Stored data
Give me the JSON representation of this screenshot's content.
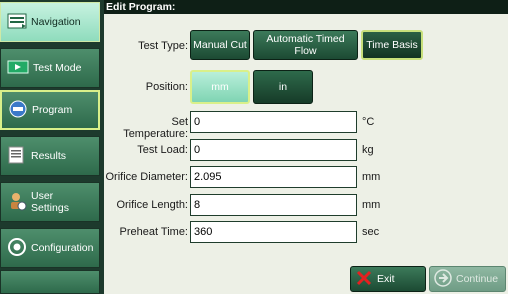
{
  "sidebar": {
    "items": [
      {
        "label": "Navigation",
        "icon": "navigation-icon"
      },
      {
        "label": "Test Mode",
        "icon": "test-mode-icon"
      },
      {
        "label": "Program",
        "icon": "program-icon"
      },
      {
        "label": "Results",
        "icon": "results-icon"
      },
      {
        "label": "User\nSettings",
        "icon": "user-settings-icon"
      },
      {
        "label": "Configuration",
        "icon": "configuration-icon"
      }
    ]
  },
  "header": {
    "title": "Edit Program:"
  },
  "test_type": {
    "label": "Test Type:",
    "options": [
      "Manual Cut",
      "Automatic Timed Flow",
      "Time Basis"
    ],
    "selected": "Time Basis"
  },
  "position": {
    "label": "Position:",
    "options": [
      "mm",
      "in"
    ],
    "selected": "mm"
  },
  "fields": [
    {
      "label": "Set Temperature:",
      "value": "0",
      "unit": "°C"
    },
    {
      "label": "Test Load:",
      "value": "0",
      "unit": "kg"
    },
    {
      "label": "Orifice Diameter:",
      "value": "2.095",
      "unit": "mm"
    },
    {
      "label": "Orifice Length:",
      "value": "8",
      "unit": "mm"
    },
    {
      "label": "Preheat Time:",
      "value": "360",
      "unit": "sec"
    }
  ],
  "footer": {
    "exit_label": "Exit",
    "continue_label": "Continue"
  },
  "colors": {
    "accent": "#cfe9a6",
    "panel": "#1d3a2d",
    "button": "#2e6a4b"
  }
}
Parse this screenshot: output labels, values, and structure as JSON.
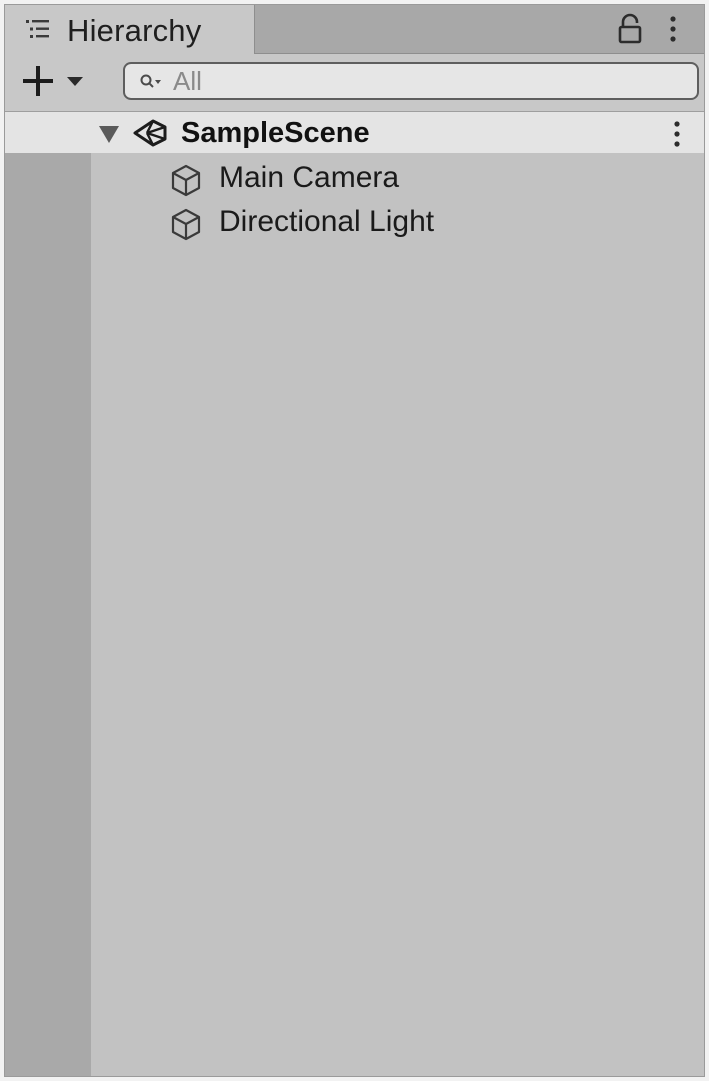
{
  "window": {
    "title": "Hierarchy",
    "tab_icon": "hierarchy-list-icon",
    "lock_icon": "lock-icon",
    "menu_icon": "kebab-menu-icon"
  },
  "toolbar": {
    "add_icon": "plus-icon",
    "dropdown_icon": "chevron-down-icon",
    "search": {
      "icon": "search-icon",
      "placeholder": "All",
      "value": ""
    }
  },
  "hierarchy": {
    "scene": {
      "name": "SampleScene",
      "expanded": true,
      "icon": "unity-scene-icon",
      "menu_icon": "kebab-menu-icon"
    },
    "objects": [
      {
        "label": "Main Camera",
        "icon": "cube-icon"
      },
      {
        "label": "Directional Light",
        "icon": "cube-icon"
      }
    ]
  },
  "colors": {
    "panel_background": "#c2c2c2",
    "tab_background": "#c8c8c8",
    "tabbar_background": "#a8a8a8",
    "scene_row_background": "#e4e4e4",
    "gutter_background": "#a9a9a9",
    "text": "#1a1a1a"
  }
}
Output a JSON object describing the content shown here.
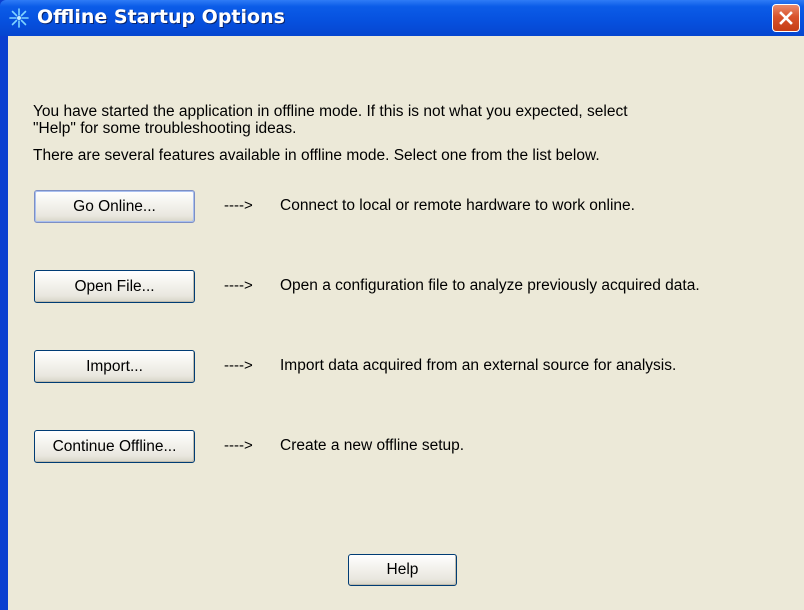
{
  "window": {
    "title": "Offline Startup Options",
    "title_bar_color": "#0650de",
    "client_background": "#ece9d8"
  },
  "intro": {
    "line1": "You have started the application in offline mode. If this is not what you expected, select",
    "line2": "\"Help\" for some troubleshooting ideas.",
    "line3": "There are several features available in offline mode. Select one from the list below."
  },
  "options": [
    {
      "button": "Go Online...",
      "arrow": "---->",
      "description": "Connect to local or remote hardware to work online."
    },
    {
      "button": "Open File...",
      "arrow": "---->",
      "description": "Open a configuration file to analyze previously acquired data."
    },
    {
      "button": "Import...",
      "arrow": "---->",
      "description": "Import data acquired from an external source for analysis."
    },
    {
      "button": "Continue Offline...",
      "arrow": "---->",
      "description": "Create a new offline setup."
    }
  ],
  "help": {
    "label": "Help"
  },
  "icons": {
    "app": "asterisk-burst-icon",
    "close": "close-icon"
  }
}
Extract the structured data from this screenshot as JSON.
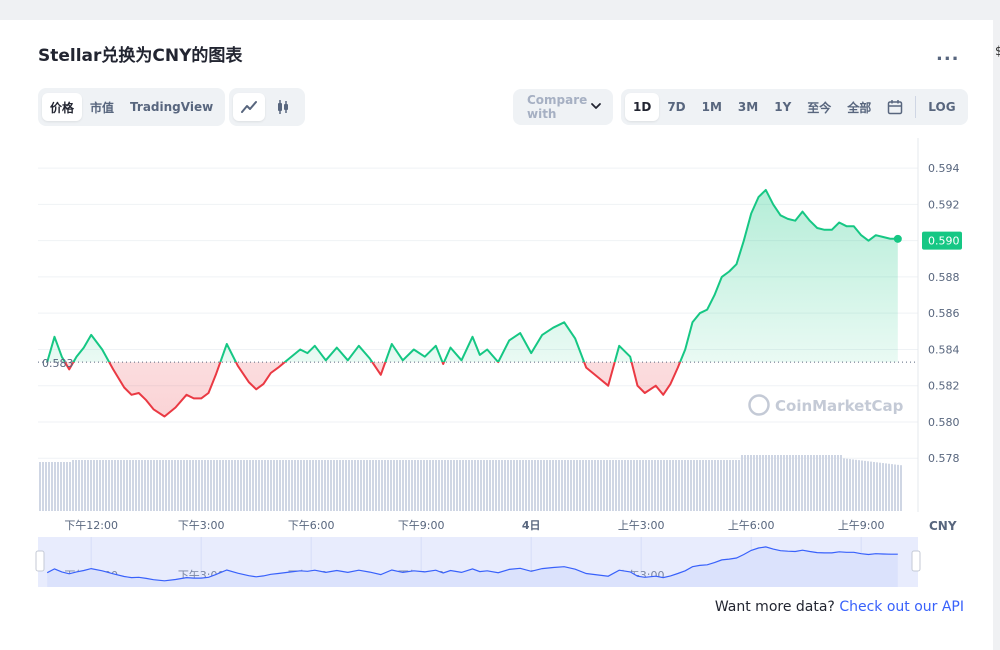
{
  "title": "Stellar兑换为CNY的图表",
  "more_label": "...",
  "edge_glyph": "$",
  "view_tabs": [
    {
      "label": "价格",
      "active": true
    },
    {
      "label": "市值",
      "active": false
    },
    {
      "label": "TradingView",
      "active": false
    }
  ],
  "chart_type_icons": [
    {
      "name": "line-chart-icon",
      "active": true
    },
    {
      "name": "candlestick-icon",
      "active": false
    }
  ],
  "compare_label": "Compare with",
  "range_tabs": [
    {
      "label": "1D",
      "active": true
    },
    {
      "label": "7D",
      "active": false
    },
    {
      "label": "1M",
      "active": false
    },
    {
      "label": "3M",
      "active": false
    },
    {
      "label": "1Y",
      "active": false
    },
    {
      "label": "至今",
      "active": false
    },
    {
      "label": "全部",
      "active": false
    }
  ],
  "log_label": "LOG",
  "colors": {
    "up": "#16c784",
    "down": "#ea3943",
    "volume": "#cfd6e4",
    "navigator_line": "#3861fb",
    "navigator_fill": "#e8ecfd"
  },
  "chart_data": {
    "type": "line",
    "currency_label": "CNY",
    "reference_value": "0.583",
    "current_value": "0.590",
    "watermark": "CoinMarketCap",
    "ylim": [
      0.5768,
      0.595
    ],
    "yticks": [
      "0.594",
      "0.592",
      "0.590",
      "0.588",
      "0.586",
      "0.584",
      "0.582",
      "0.580",
      "0.578"
    ],
    "xticks": [
      "下午12:00",
      "下午3:00",
      "下午6:00",
      "下午9:00",
      "4日",
      "上午3:00",
      "上午6:00",
      "上午9:00"
    ],
    "x_start_hour": 10.55,
    "x_end_hour": 34.55,
    "series": [
      {
        "x": [
          10.8,
          11.0,
          11.2,
          11.4,
          11.6,
          11.8,
          12.0,
          12.3,
          12.6,
          12.9,
          13.1,
          13.3,
          13.5,
          13.7,
          14.0,
          14.3,
          14.6,
          14.8,
          15.0,
          15.2,
          15.4,
          15.7,
          16.0,
          16.3,
          16.5,
          16.7,
          16.9,
          17.1,
          17.4,
          17.7,
          17.9,
          18.1,
          18.4,
          18.7,
          19.0,
          19.3,
          19.6,
          19.9,
          20.2,
          20.5,
          20.8,
          21.1,
          21.4,
          21.6,
          21.8,
          22.1,
          22.4,
          22.6,
          22.8,
          23.1,
          23.4,
          23.7,
          24.0,
          24.3,
          24.6,
          24.9,
          25.2,
          25.5,
          25.8,
          26.1,
          26.4,
          26.7,
          26.9,
          27.1,
          27.4,
          27.6,
          27.8,
          28.0,
          28.2,
          28.4,
          28.6,
          28.8,
          29.0,
          29.2,
          29.4,
          29.6,
          29.8,
          30.0,
          30.2,
          30.4,
          30.6,
          30.8,
          31.0,
          31.2,
          31.4,
          31.6,
          31.8,
          32.0,
          32.2,
          32.4,
          32.6,
          32.8,
          33.0,
          33.2,
          33.4,
          33.6,
          33.8,
          34.0
        ],
        "y": [
          0.5833,
          0.5847,
          0.5836,
          0.5829,
          0.5836,
          0.5841,
          0.5848,
          0.584,
          0.5829,
          0.5819,
          0.5815,
          0.5816,
          0.5812,
          0.5807,
          0.5803,
          0.5808,
          0.5815,
          0.5813,
          0.5813,
          0.5816,
          0.5826,
          0.5843,
          0.5831,
          0.5822,
          0.5818,
          0.5821,
          0.5827,
          0.583,
          0.5835,
          0.584,
          0.5838,
          0.5842,
          0.5834,
          0.5841,
          0.5834,
          0.5842,
          0.5835,
          0.5826,
          0.5843,
          0.5834,
          0.584,
          0.5836,
          0.5842,
          0.5832,
          0.5841,
          0.5834,
          0.5847,
          0.5837,
          0.584,
          0.5833,
          0.5845,
          0.5849,
          0.5838,
          0.5848,
          0.5852,
          0.5855,
          0.5846,
          0.583,
          0.5825,
          0.582,
          0.5842,
          0.5836,
          0.582,
          0.5816,
          0.582,
          0.5815,
          0.5821,
          0.583,
          0.584,
          0.5855,
          0.586,
          0.5862,
          0.587,
          0.588,
          0.5883,
          0.5887,
          0.59,
          0.5915,
          0.5924,
          0.5928,
          0.592,
          0.5914,
          0.5912,
          0.5911,
          0.5916,
          0.5911,
          0.5907,
          0.5906,
          0.5906,
          0.591,
          0.5908,
          0.5908,
          0.5903,
          0.59,
          0.5903,
          0.5902,
          0.5901,
          0.5901
        ]
      }
    ]
  }
}
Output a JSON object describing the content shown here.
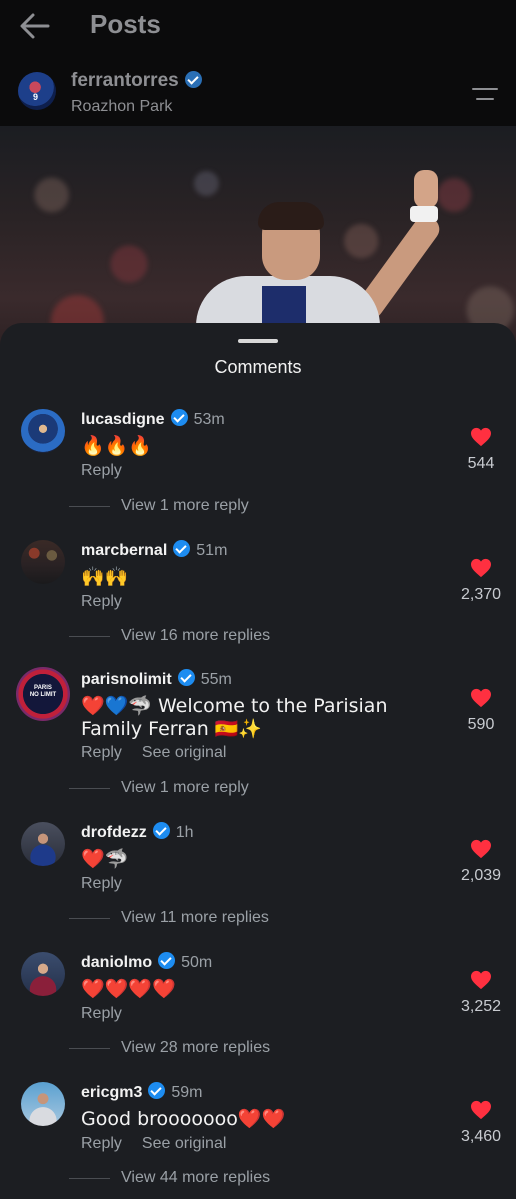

## Brief:
Return every line in the listing that contains the word "from".

## Task response:
    "line3": "There are several features available in offline mode. Select one from the list below."
      "description": "Import data acquired from an external source for analysis."
Extract the structured data from this screenshot as JSON.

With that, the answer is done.